Excerpt from a dataset
+ + + + + + +
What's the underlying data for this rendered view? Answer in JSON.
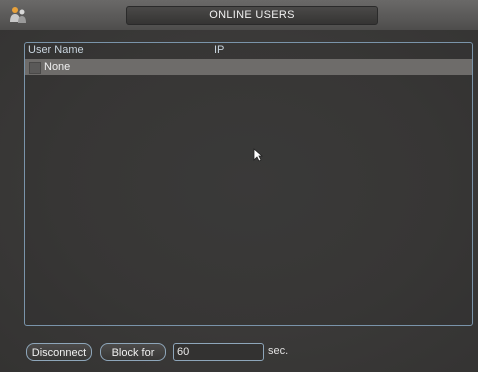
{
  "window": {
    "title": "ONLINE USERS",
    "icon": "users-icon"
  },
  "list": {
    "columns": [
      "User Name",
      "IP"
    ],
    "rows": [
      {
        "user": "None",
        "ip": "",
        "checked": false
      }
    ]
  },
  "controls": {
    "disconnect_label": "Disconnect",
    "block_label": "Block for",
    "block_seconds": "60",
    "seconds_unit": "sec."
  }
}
+ + + + + + +
» Exercise requirements
All of the entries need to be transcribed word for word; pictures are left out.

» Expected output
What's the underlying data for this rendered view? Answer in JSON.
{
  "window": {
    "title": "ONLINE USERS",
    "icon": "users-icon"
  },
  "list": {
    "columns": [
      "User Name",
      "IP"
    ],
    "rows": [
      {
        "user": "None",
        "ip": "",
        "checked": false
      }
    ]
  },
  "controls": {
    "disconnect_label": "Disconnect",
    "block_label": "Block for",
    "block_seconds": "60",
    "seconds_unit": "sec."
  }
}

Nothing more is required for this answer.